— begin EXTRACTED DATA —

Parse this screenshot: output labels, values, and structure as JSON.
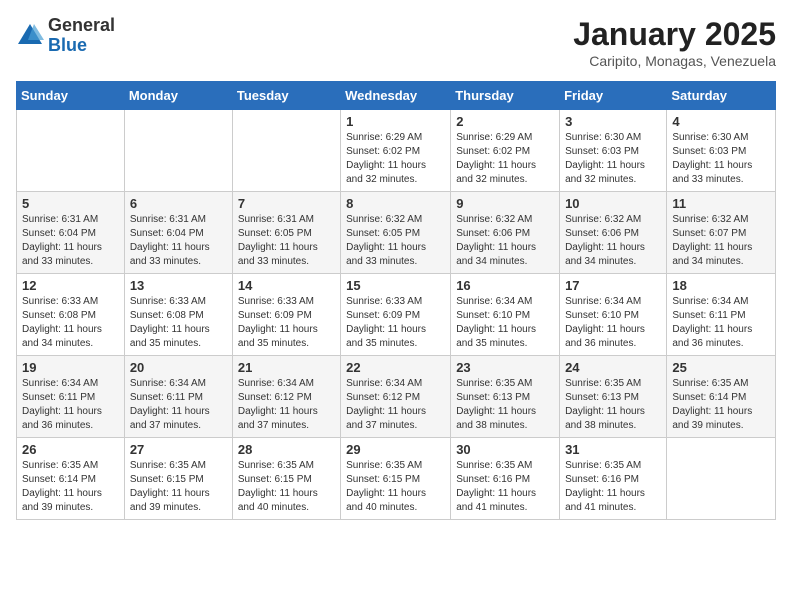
{
  "header": {
    "logo_general": "General",
    "logo_blue": "Blue",
    "month_title": "January 2025",
    "location": "Caripito, Monagas, Venezuela"
  },
  "days_of_week": [
    "Sunday",
    "Monday",
    "Tuesday",
    "Wednesday",
    "Thursday",
    "Friday",
    "Saturday"
  ],
  "weeks": [
    [
      {
        "day": "",
        "sunrise": "",
        "sunset": "",
        "daylight": ""
      },
      {
        "day": "",
        "sunrise": "",
        "sunset": "",
        "daylight": ""
      },
      {
        "day": "",
        "sunrise": "",
        "sunset": "",
        "daylight": ""
      },
      {
        "day": "1",
        "sunrise": "Sunrise: 6:29 AM",
        "sunset": "Sunset: 6:02 PM",
        "daylight": "Daylight: 11 hours and 32 minutes."
      },
      {
        "day": "2",
        "sunrise": "Sunrise: 6:29 AM",
        "sunset": "Sunset: 6:02 PM",
        "daylight": "Daylight: 11 hours and 32 minutes."
      },
      {
        "day": "3",
        "sunrise": "Sunrise: 6:30 AM",
        "sunset": "Sunset: 6:03 PM",
        "daylight": "Daylight: 11 hours and 32 minutes."
      },
      {
        "day": "4",
        "sunrise": "Sunrise: 6:30 AM",
        "sunset": "Sunset: 6:03 PM",
        "daylight": "Daylight: 11 hours and 33 minutes."
      }
    ],
    [
      {
        "day": "5",
        "sunrise": "Sunrise: 6:31 AM",
        "sunset": "Sunset: 6:04 PM",
        "daylight": "Daylight: 11 hours and 33 minutes."
      },
      {
        "day": "6",
        "sunrise": "Sunrise: 6:31 AM",
        "sunset": "Sunset: 6:04 PM",
        "daylight": "Daylight: 11 hours and 33 minutes."
      },
      {
        "day": "7",
        "sunrise": "Sunrise: 6:31 AM",
        "sunset": "Sunset: 6:05 PM",
        "daylight": "Daylight: 11 hours and 33 minutes."
      },
      {
        "day": "8",
        "sunrise": "Sunrise: 6:32 AM",
        "sunset": "Sunset: 6:05 PM",
        "daylight": "Daylight: 11 hours and 33 minutes."
      },
      {
        "day": "9",
        "sunrise": "Sunrise: 6:32 AM",
        "sunset": "Sunset: 6:06 PM",
        "daylight": "Daylight: 11 hours and 34 minutes."
      },
      {
        "day": "10",
        "sunrise": "Sunrise: 6:32 AM",
        "sunset": "Sunset: 6:06 PM",
        "daylight": "Daylight: 11 hours and 34 minutes."
      },
      {
        "day": "11",
        "sunrise": "Sunrise: 6:32 AM",
        "sunset": "Sunset: 6:07 PM",
        "daylight": "Daylight: 11 hours and 34 minutes."
      }
    ],
    [
      {
        "day": "12",
        "sunrise": "Sunrise: 6:33 AM",
        "sunset": "Sunset: 6:08 PM",
        "daylight": "Daylight: 11 hours and 34 minutes."
      },
      {
        "day": "13",
        "sunrise": "Sunrise: 6:33 AM",
        "sunset": "Sunset: 6:08 PM",
        "daylight": "Daylight: 11 hours and 35 minutes."
      },
      {
        "day": "14",
        "sunrise": "Sunrise: 6:33 AM",
        "sunset": "Sunset: 6:09 PM",
        "daylight": "Daylight: 11 hours and 35 minutes."
      },
      {
        "day": "15",
        "sunrise": "Sunrise: 6:33 AM",
        "sunset": "Sunset: 6:09 PM",
        "daylight": "Daylight: 11 hours and 35 minutes."
      },
      {
        "day": "16",
        "sunrise": "Sunrise: 6:34 AM",
        "sunset": "Sunset: 6:10 PM",
        "daylight": "Daylight: 11 hours and 35 minutes."
      },
      {
        "day": "17",
        "sunrise": "Sunrise: 6:34 AM",
        "sunset": "Sunset: 6:10 PM",
        "daylight": "Daylight: 11 hours and 36 minutes."
      },
      {
        "day": "18",
        "sunrise": "Sunrise: 6:34 AM",
        "sunset": "Sunset: 6:11 PM",
        "daylight": "Daylight: 11 hours and 36 minutes."
      }
    ],
    [
      {
        "day": "19",
        "sunrise": "Sunrise: 6:34 AM",
        "sunset": "Sunset: 6:11 PM",
        "daylight": "Daylight: 11 hours and 36 minutes."
      },
      {
        "day": "20",
        "sunrise": "Sunrise: 6:34 AM",
        "sunset": "Sunset: 6:11 PM",
        "daylight": "Daylight: 11 hours and 37 minutes."
      },
      {
        "day": "21",
        "sunrise": "Sunrise: 6:34 AM",
        "sunset": "Sunset: 6:12 PM",
        "daylight": "Daylight: 11 hours and 37 minutes."
      },
      {
        "day": "22",
        "sunrise": "Sunrise: 6:34 AM",
        "sunset": "Sunset: 6:12 PM",
        "daylight": "Daylight: 11 hours and 37 minutes."
      },
      {
        "day": "23",
        "sunrise": "Sunrise: 6:35 AM",
        "sunset": "Sunset: 6:13 PM",
        "daylight": "Daylight: 11 hours and 38 minutes."
      },
      {
        "day": "24",
        "sunrise": "Sunrise: 6:35 AM",
        "sunset": "Sunset: 6:13 PM",
        "daylight": "Daylight: 11 hours and 38 minutes."
      },
      {
        "day": "25",
        "sunrise": "Sunrise: 6:35 AM",
        "sunset": "Sunset: 6:14 PM",
        "daylight": "Daylight: 11 hours and 39 minutes."
      }
    ],
    [
      {
        "day": "26",
        "sunrise": "Sunrise: 6:35 AM",
        "sunset": "Sunset: 6:14 PM",
        "daylight": "Daylight: 11 hours and 39 minutes."
      },
      {
        "day": "27",
        "sunrise": "Sunrise: 6:35 AM",
        "sunset": "Sunset: 6:15 PM",
        "daylight": "Daylight: 11 hours and 39 minutes."
      },
      {
        "day": "28",
        "sunrise": "Sunrise: 6:35 AM",
        "sunset": "Sunset: 6:15 PM",
        "daylight": "Daylight: 11 hours and 40 minutes."
      },
      {
        "day": "29",
        "sunrise": "Sunrise: 6:35 AM",
        "sunset": "Sunset: 6:15 PM",
        "daylight": "Daylight: 11 hours and 40 minutes."
      },
      {
        "day": "30",
        "sunrise": "Sunrise: 6:35 AM",
        "sunset": "Sunset: 6:16 PM",
        "daylight": "Daylight: 11 hours and 41 minutes."
      },
      {
        "day": "31",
        "sunrise": "Sunrise: 6:35 AM",
        "sunset": "Sunset: 6:16 PM",
        "daylight": "Daylight: 11 hours and 41 minutes."
      },
      {
        "day": "",
        "sunrise": "",
        "sunset": "",
        "daylight": ""
      }
    ]
  ]
}
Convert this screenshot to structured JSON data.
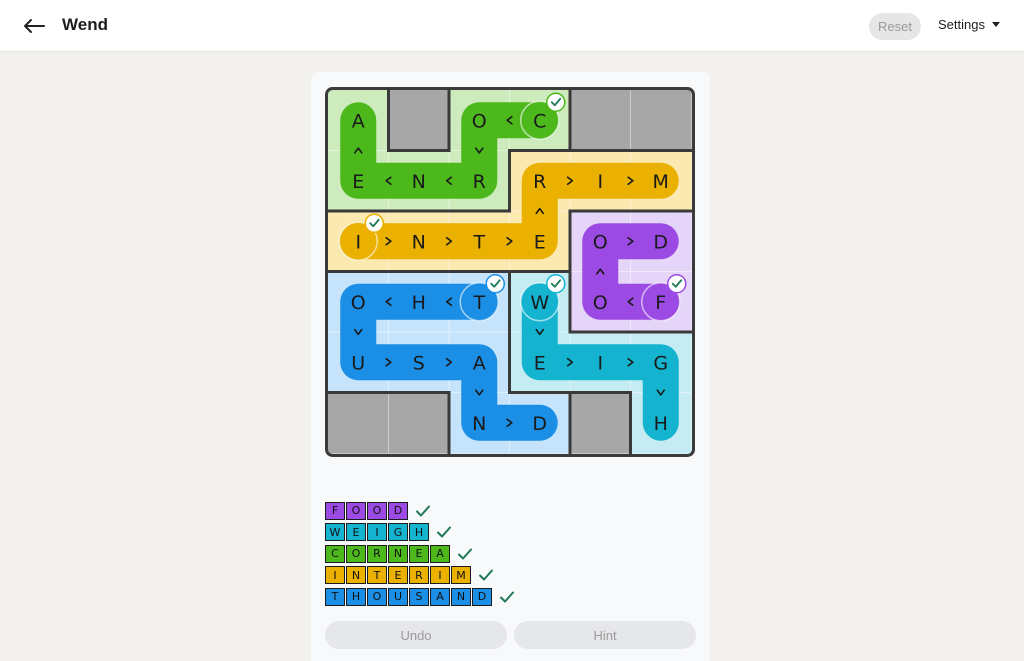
{
  "header": {
    "title": "Wend",
    "reset_label": "Reset",
    "settings_label": "Settings"
  },
  "colors": {
    "food": "#9b4be3",
    "weigh": "#14b3cf",
    "cornea": "#4cb81c",
    "interim": "#eab100",
    "thousand": "#1b8ee6",
    "region_food": "#e5d6f9",
    "region_weigh": "#c4ecf2",
    "region_cornea": "#cdebbd",
    "region_interim": "#fbe9b0",
    "region_thousand": "#c5e3fb",
    "blocked": "#a7a7a7",
    "border": "#3a3a3a",
    "check": "#1f7a55"
  },
  "board": {
    "rows": 6,
    "cols": 6,
    "cells": [
      [
        "A",
        "",
        "O",
        "C",
        "",
        ""
      ],
      [
        "E",
        "N",
        "R",
        "R",
        "I",
        "M"
      ],
      [
        "I",
        "N",
        "T",
        "E",
        "O",
        "D"
      ],
      [
        "O",
        "H",
        "T",
        "W",
        "O",
        "F"
      ],
      [
        "U",
        "S",
        "A",
        "E",
        "I",
        "G"
      ],
      [
        "",
        "",
        "N",
        "D",
        "",
        "H"
      ]
    ],
    "regions": [
      [
        "cornea",
        "blocked",
        "cornea",
        "cornea",
        "blocked",
        "blocked"
      ],
      [
        "cornea",
        "cornea",
        "cornea",
        "interim",
        "interim",
        "interim"
      ],
      [
        "interim",
        "interim",
        "interim",
        "interim",
        "food",
        "food"
      ],
      [
        "thousand",
        "thousand",
        "thousand",
        "weigh",
        "food",
        "food"
      ],
      [
        "thousand",
        "thousand",
        "thousand",
        "weigh",
        "weigh",
        "weigh"
      ],
      [
        "blocked",
        "blocked",
        "thousand",
        "thousand",
        "blocked",
        "weigh"
      ]
    ],
    "paths": [
      {
        "word": "cornea",
        "cells": [
          [
            0,
            3
          ],
          [
            0,
            2
          ],
          [
            1,
            2
          ],
          [
            1,
            1
          ],
          [
            1,
            0
          ],
          [
            0,
            0
          ]
        ],
        "start": [
          0,
          3
        ],
        "check": [
          0,
          3
        ]
      },
      {
        "word": "interim",
        "cells": [
          [
            2,
            0
          ],
          [
            2,
            1
          ],
          [
            2,
            2
          ],
          [
            2,
            3
          ],
          [
            1,
            3
          ],
          [
            1,
            4
          ],
          [
            1,
            5
          ]
        ],
        "start": [
          2,
          0
        ],
        "check": [
          2,
          0
        ]
      },
      {
        "word": "food",
        "cells": [
          [
            3,
            5
          ],
          [
            3,
            4
          ],
          [
            2,
            4
          ],
          [
            2,
            5
          ]
        ],
        "start": [
          3,
          5
        ],
        "check": [
          3,
          5
        ]
      },
      {
        "word": "thousand",
        "cells": [
          [
            3,
            2
          ],
          [
            3,
            1
          ],
          [
            3,
            0
          ],
          [
            4,
            0
          ],
          [
            4,
            1
          ],
          [
            4,
            2
          ],
          [
            5,
            2
          ],
          [
            5,
            3
          ]
        ],
        "start": [
          3,
          2
        ],
        "check": [
          3,
          2
        ]
      },
      {
        "word": "weigh",
        "cells": [
          [
            3,
            3
          ],
          [
            4,
            3
          ],
          [
            4,
            4
          ],
          [
            4,
            5
          ],
          [
            5,
            5
          ]
        ],
        "start": [
          3,
          3
        ],
        "check": [
          3,
          3
        ]
      }
    ]
  },
  "found_words": [
    {
      "word": "food",
      "letters": [
        "F",
        "O",
        "O",
        "D"
      ]
    },
    {
      "word": "weigh",
      "letters": [
        "W",
        "E",
        "I",
        "G",
        "H"
      ]
    },
    {
      "word": "cornea",
      "letters": [
        "C",
        "O",
        "R",
        "N",
        "E",
        "A"
      ]
    },
    {
      "word": "interim",
      "letters": [
        "I",
        "N",
        "T",
        "E",
        "R",
        "I",
        "M"
      ]
    },
    {
      "word": "thousand",
      "letters": [
        "T",
        "H",
        "O",
        "U",
        "S",
        "A",
        "N",
        "D"
      ]
    }
  ],
  "buttons": {
    "undo_label": "Undo",
    "hint_label": "Hint"
  }
}
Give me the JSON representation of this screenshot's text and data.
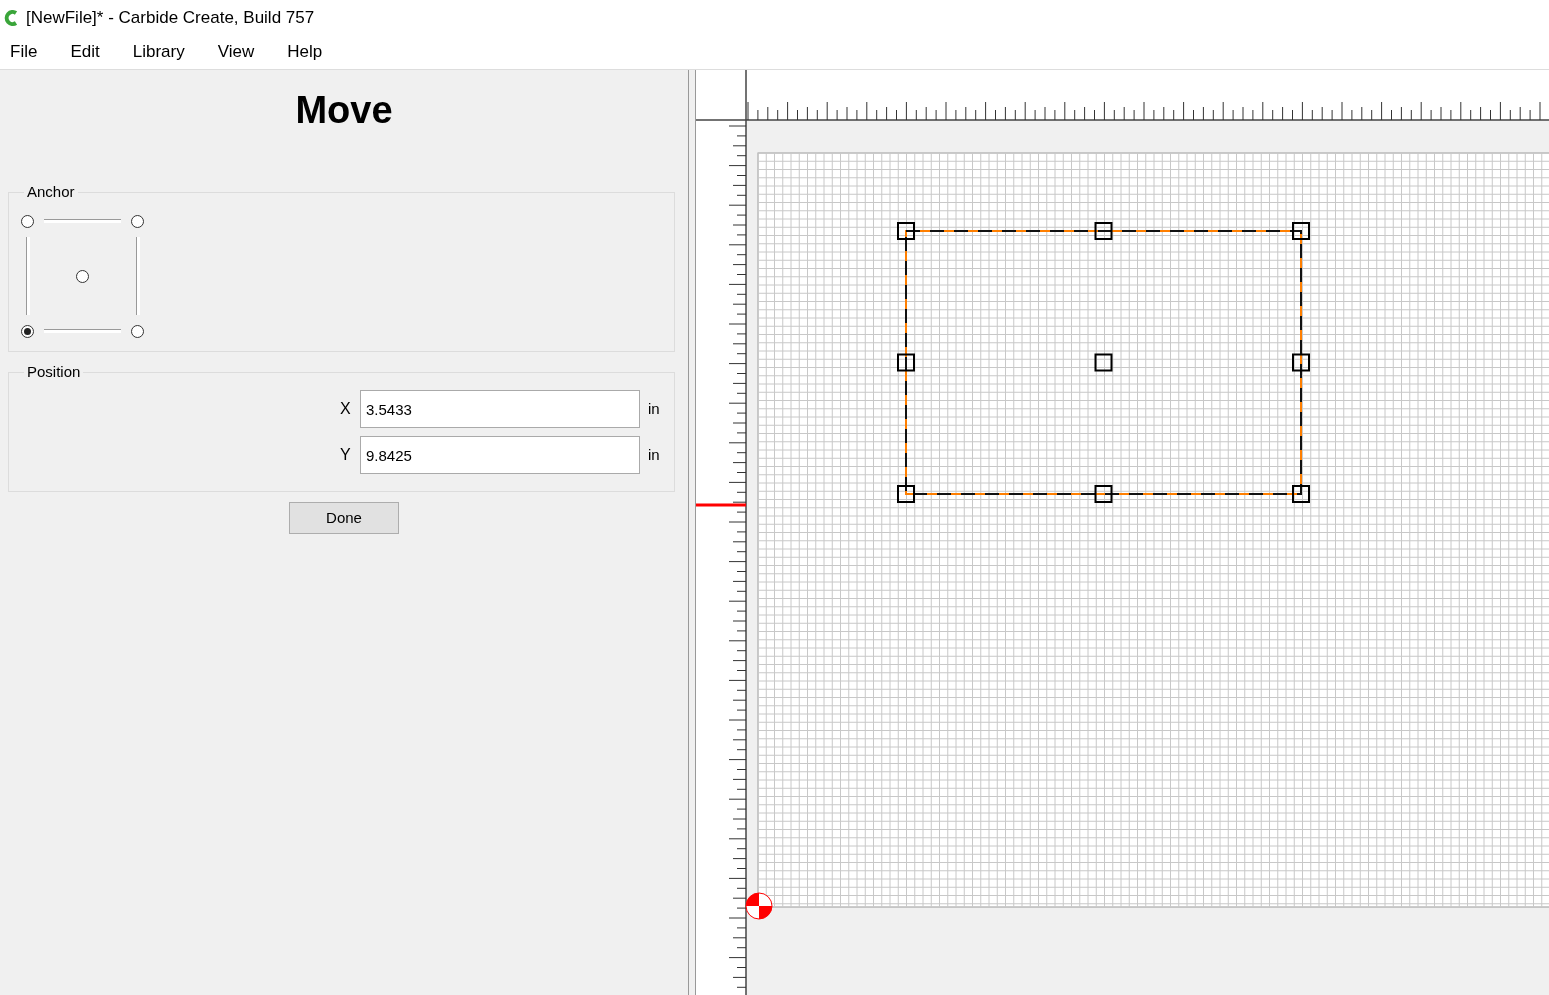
{
  "window": {
    "title": "[NewFile]* - Carbide Create, Build 757"
  },
  "menu": [
    "File",
    "Edit",
    "Library",
    "View",
    "Help"
  ],
  "panel": {
    "title": "Move",
    "anchor": {
      "label": "Anchor",
      "options": [
        {
          "kind": "top-left",
          "selected": false
        },
        {
          "kind": "top-right",
          "selected": false
        },
        {
          "kind": "center",
          "selected": false
        },
        {
          "kind": "bottom-left",
          "selected": true
        },
        {
          "kind": "bottom-right",
          "selected": false
        }
      ]
    },
    "position": {
      "label": "Position",
      "fields": [
        {
          "label": "X",
          "value": "3.5433",
          "unit": "in"
        },
        {
          "label": "Y",
          "value": "9.8425",
          "unit": "in"
        }
      ]
    },
    "button": "Done"
  }
}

— end EXTRACTED DATA —

> THE REQUEST:
Scan the material above for the string "this" and report each line where you find it.

> EXERCISE ANSWER:
Parse this screenshot: output labels, values, and structure as JSON.
Convert this screenshot to structured JSON data.
Give me the JSON representation of this screenshot's text and data.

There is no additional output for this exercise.